• Tarea 1: Reescribe el pasaje de las lecturas del domingo que empieza en "Salmo 68,14.17.30-31.33-34.36ab.37 R/." y termina en "de su cruz.", sustituyendo "Iglesia" por "comunidad".
• Tarea 2: En las lecturas del domingo, ¿cuántos denarios sacó el samaritano al día siguiente?
• Tarea 3: Según las lecturas del domingo, ¿por qué afirma Moisés que el precepto no es cosa que exceda al pueblo? Responde en una a tres oraciones.

Domingo 15 del Tiempo Ordinario - Ciclo C
PRIMERA LECTURA
El mandamiento está muy cerca de ti, para que lo cumplas
Lectura del libro del Deuteronomio 30,10-14
Moisés habló al pueblo, diciendo: «Escucha la voz del Señor, tu Dios, guardando sus preceptos y mandatos, lo que
está escrito en el código de esta ley; conviértete al Señor, tu Dios, con todo el corazón y con toda el alma. Porque el
precepto que yo te mando hoy no es cosa que te exceda, ni inalcanzable; no está en el cielo, no vale decir: “¿Quién
de nosotros subirá al cielo y nos lo traerá y nos lo proclamará, para que lo cumplamos?”; ni está más allá del mar, no
vale decir: “¿Quién de nosotros cruzará el mar y nos lo traerá y nos lo proclamará, para que lo cumplamos?” El
mandamiento está muy cerca de ti: en tu corazón y en tu boca. Cúmplelo.»
Salmo 68,14.17.30-31.33-34.36ab.37 R/. Humildes, buscad al Señor, y revivirá vuestro corazón
SEGUNDA LECTURA
Todo fue creado por él y para él
Lectura de la carta del apóstol san Pablo a los Colosenses 1,15-20
Cristo Jesús es imagen de Dios invisible, primogénito de toda criatura; porque por medio de él fueron creadas todas
las cosas: celestes y terrestres, visibles e invisibles, Tronos, Dominaciones, Principados, Potestades; todo fue creado
por él y para él. Él es anterior a todo, y todo se mantiene en él. Él es también la cabeza del cuerpo: de la Iglesia. Él
es el principio, el primogénito de entre los muertos, y así es el primero en todo. Porque en él quiso Dios que
residiera toda la plenitud. Y por él quiso reconciliar consigo todos los seres: los del cielo y los de la tierra, haciendo
la paz por la sangre de su cruz.
EVANGELIO
¿Quién es mi prójimo?
Lectura del santo evangelio según san Lucas 10,25-37
En aquel tiempo, se presentó un maestro de la Ley y le preguntó a Jesús para ponerlo a prueba: «Maestro, ¿qué
tengo que hacer para heredar la vida eterna?» Él le dijo: «¿Qué está escrito en la Ley? ¿Qué lees en ella?» Él
contestó: «Amarás al Señor, tu Dios, con todo tu corazón y con toda tu alma y con todas tus fuerzas y con todo tu
ser. Y al prójimo como a ti mismo.» Él le dijo: «Bien dicho. Haz esto y tendrás la vida.» Pero el maestro de la Ley,
queriendo justificarse, preguntó a Jesús: «¿Y quién es mi prójimo?» Jesús dijo: «Un hombre bajaba de Jerusalén a
Jericó, cayó en manos de unos bandidos, que lo desnudaron, lo molieron a palos y se marcharon, dejándolo medio
muerto. Por casualidad, un sacerdote bajaba por aquel camino y, al verlo, dio un rodeo y pasó de largo. Y lo mismo
hizo un levita que llegó a aquel sitio: al verlo dio un rodeo y pasó de largo. Pero un samaritano que iba de viaje,
llegó a donde estaba él, y, al verlo, le dio lástima, se le acercó, le vendó las heridas, echándoles aceite y vino, y,
montándolo en su propia cabalgadura, lo llevó a una posada y lo cuidó. Al día siguiente, sacó dos denarios y,
dándoselos al posadero, le dijo: “Cuida de él, y lo que gastes de más yo te lo pagaré a la vuelta.” ¿Cuál de estos tres
te parece que se portó como prójimo del que cayó en manos de los bandidos?» Él contestó: «El que practicó la
misericordia con él.» Díjole Jesús: «Anda, haz tú lo mismo.»

• Información dada:
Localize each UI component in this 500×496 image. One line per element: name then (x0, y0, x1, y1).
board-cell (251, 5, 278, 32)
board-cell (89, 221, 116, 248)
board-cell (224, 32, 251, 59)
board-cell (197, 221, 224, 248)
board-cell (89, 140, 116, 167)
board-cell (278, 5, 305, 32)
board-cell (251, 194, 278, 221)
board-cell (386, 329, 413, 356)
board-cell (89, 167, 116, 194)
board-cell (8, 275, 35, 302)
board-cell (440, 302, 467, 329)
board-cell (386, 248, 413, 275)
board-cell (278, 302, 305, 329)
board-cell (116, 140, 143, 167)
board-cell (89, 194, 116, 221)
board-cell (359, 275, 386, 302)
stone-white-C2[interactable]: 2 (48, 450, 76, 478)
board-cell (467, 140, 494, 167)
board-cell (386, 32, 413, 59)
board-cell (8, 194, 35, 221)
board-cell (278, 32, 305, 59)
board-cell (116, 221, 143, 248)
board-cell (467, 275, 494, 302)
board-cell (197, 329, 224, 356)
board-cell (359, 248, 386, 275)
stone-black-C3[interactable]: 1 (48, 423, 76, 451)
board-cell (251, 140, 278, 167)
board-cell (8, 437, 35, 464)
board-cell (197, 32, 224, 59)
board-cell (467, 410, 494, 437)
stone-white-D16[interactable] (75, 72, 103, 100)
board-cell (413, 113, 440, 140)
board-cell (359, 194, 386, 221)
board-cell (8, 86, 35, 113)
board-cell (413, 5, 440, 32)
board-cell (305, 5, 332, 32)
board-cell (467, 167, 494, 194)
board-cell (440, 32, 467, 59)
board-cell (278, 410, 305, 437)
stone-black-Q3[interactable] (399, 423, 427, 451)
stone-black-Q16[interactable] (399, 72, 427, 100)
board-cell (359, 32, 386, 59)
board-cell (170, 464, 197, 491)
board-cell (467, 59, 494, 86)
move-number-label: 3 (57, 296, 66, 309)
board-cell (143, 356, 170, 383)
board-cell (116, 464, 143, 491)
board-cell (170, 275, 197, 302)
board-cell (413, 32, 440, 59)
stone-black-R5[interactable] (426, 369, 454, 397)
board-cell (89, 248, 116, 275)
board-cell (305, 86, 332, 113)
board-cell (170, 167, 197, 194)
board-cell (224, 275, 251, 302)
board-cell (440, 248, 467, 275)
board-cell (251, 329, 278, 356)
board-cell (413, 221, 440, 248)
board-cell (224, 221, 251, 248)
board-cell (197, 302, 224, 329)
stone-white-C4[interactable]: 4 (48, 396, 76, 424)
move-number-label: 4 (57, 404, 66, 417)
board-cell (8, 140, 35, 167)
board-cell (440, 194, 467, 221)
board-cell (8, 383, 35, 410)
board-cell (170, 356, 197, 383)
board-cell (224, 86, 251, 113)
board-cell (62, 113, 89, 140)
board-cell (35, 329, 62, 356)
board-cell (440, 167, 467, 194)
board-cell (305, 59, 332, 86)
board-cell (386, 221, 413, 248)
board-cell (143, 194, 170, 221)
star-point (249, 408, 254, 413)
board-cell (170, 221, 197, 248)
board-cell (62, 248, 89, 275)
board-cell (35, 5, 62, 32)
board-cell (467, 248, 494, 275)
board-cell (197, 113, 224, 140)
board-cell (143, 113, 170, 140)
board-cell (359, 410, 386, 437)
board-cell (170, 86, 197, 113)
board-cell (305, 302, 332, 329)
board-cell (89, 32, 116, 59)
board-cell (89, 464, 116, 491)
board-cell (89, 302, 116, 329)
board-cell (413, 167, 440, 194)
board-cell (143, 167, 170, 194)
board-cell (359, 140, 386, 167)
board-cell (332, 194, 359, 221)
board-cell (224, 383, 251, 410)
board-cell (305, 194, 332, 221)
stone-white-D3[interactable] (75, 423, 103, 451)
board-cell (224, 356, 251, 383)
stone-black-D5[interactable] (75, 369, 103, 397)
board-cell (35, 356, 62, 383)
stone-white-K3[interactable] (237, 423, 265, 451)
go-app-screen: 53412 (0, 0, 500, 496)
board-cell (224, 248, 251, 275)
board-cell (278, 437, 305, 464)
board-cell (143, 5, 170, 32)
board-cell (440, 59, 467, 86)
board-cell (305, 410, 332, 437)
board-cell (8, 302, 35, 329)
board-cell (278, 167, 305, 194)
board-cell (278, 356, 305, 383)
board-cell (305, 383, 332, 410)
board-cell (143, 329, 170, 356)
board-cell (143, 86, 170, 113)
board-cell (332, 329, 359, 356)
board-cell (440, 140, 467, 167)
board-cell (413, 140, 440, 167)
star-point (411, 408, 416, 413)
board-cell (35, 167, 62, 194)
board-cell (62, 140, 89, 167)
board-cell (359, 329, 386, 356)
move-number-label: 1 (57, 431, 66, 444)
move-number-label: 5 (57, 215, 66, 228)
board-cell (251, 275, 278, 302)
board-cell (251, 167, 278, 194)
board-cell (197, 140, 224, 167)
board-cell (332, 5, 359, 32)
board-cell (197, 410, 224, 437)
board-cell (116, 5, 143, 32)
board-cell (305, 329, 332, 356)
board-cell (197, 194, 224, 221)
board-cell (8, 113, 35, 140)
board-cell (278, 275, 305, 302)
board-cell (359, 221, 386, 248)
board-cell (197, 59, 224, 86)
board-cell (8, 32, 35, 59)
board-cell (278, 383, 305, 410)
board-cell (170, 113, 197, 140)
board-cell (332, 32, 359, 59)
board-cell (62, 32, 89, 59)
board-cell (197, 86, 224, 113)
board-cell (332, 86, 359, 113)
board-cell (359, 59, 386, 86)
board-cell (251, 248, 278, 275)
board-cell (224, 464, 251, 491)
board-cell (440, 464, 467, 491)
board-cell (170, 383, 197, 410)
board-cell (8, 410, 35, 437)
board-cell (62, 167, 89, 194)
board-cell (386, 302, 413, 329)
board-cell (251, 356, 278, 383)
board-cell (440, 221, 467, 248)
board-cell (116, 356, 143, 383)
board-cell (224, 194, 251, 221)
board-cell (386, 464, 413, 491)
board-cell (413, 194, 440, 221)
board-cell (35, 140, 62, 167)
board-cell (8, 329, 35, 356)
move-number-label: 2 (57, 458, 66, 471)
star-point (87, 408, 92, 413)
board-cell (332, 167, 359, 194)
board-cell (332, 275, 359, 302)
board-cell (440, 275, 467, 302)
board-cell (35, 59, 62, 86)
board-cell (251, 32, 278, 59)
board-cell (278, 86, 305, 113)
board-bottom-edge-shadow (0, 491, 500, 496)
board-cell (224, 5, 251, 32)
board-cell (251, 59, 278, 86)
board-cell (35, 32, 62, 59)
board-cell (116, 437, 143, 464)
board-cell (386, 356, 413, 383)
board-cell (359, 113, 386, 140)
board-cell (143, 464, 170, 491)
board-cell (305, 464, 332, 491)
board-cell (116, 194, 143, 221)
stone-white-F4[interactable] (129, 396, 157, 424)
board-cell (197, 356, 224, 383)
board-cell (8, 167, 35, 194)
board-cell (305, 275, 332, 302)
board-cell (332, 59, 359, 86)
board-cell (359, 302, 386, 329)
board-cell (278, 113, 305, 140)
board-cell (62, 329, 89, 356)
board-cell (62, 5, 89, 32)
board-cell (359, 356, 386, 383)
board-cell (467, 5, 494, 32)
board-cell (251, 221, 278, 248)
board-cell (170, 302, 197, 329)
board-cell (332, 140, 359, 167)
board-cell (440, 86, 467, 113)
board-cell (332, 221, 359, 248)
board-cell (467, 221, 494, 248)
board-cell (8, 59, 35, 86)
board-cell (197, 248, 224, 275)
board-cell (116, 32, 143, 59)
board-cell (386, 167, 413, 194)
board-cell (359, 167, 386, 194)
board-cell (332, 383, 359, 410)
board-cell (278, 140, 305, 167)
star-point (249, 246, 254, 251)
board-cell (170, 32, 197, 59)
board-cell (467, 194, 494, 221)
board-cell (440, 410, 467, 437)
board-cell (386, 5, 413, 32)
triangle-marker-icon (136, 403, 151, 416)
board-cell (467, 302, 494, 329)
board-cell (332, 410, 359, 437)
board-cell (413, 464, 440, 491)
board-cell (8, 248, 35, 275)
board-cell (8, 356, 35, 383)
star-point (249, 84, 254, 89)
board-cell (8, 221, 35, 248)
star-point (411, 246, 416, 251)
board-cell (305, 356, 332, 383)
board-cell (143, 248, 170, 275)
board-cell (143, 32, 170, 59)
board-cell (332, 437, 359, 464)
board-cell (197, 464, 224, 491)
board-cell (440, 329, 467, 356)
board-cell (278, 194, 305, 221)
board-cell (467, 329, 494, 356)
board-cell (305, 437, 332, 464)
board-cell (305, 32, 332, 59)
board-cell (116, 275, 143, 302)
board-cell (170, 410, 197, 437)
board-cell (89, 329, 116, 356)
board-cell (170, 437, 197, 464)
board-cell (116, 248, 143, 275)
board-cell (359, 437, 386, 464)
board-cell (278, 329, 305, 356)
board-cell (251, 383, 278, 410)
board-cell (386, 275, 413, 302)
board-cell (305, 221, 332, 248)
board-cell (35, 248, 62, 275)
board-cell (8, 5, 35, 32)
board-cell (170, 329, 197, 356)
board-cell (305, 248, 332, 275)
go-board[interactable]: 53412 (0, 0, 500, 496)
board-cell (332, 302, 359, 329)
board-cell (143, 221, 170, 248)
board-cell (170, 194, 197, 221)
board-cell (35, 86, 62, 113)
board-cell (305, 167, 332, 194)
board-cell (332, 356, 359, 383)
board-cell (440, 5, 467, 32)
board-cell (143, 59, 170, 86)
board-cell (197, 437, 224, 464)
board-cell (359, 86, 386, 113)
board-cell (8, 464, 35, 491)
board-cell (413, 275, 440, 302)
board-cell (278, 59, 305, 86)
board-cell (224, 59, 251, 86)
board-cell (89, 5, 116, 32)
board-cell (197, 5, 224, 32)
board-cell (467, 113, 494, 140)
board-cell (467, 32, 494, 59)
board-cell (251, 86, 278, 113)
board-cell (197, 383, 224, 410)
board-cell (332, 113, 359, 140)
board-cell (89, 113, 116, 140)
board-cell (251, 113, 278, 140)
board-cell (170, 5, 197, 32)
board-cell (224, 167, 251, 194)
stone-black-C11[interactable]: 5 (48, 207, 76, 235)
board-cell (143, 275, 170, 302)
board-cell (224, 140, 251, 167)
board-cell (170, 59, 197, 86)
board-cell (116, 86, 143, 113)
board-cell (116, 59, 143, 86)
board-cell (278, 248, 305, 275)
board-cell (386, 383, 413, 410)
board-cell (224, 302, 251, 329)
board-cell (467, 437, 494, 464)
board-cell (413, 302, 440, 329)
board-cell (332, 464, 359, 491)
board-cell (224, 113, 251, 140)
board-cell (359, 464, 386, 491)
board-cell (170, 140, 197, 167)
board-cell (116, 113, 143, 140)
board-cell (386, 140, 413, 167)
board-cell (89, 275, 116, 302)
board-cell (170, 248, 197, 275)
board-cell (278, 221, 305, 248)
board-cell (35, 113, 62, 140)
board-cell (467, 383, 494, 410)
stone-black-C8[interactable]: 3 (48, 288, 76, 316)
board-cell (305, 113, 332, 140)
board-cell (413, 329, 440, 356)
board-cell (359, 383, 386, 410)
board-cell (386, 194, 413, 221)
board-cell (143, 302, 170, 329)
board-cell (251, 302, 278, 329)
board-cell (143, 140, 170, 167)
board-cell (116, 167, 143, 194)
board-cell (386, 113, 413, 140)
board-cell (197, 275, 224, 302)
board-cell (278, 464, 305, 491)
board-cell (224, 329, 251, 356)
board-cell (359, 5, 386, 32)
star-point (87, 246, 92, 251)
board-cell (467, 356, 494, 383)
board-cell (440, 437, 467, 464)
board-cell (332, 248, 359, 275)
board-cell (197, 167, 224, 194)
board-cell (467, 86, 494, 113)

• Respuesta escrita 1:
Salmo 68,14.17.30-31.33-34.36ab.37 R/. Humildes, buscad al Señor, y revivirá vuestro corazón
SEGUNDA LECTURA
Todo fue creado por él y para él
Lectura de la carta del apóstol san Pablo a los Colosenses 1,15-20
Cristo Jesús es imagen de Dios invisible, primogénito de toda criatura; porque por medio de él fueron creadas todas
las cosas: celestes y terrestres, visibles e invisibles, Tronos, Dominaciones, Principados, Potestades; todo fue creado
por él y para él. Él es anterior a todo, y todo se mantiene en él. Él es también la cabeza del cuerpo: de la comunidad. Él
es el principio, el primogénito de entre los muertos, y así es el primero en todo. Porque en él quiso Dios que
residiera toda la plenitud. Y por él quiso reconciliar consigo todos los seres: los del cielo y los de la tierra, haciendo
la paz por la sangre de su cruz.

• Respuesta escrita 2: Dos denarios.

• Respuesta escrita 3: Porque el precepto no está en el cielo ni más allá del mar, así que nadie tiene que subir al cielo ni cruzar el mar para traerlo y proclamarlo. El mandamiento está muy cerca: en el corazón y en la boca de quien lo escucha.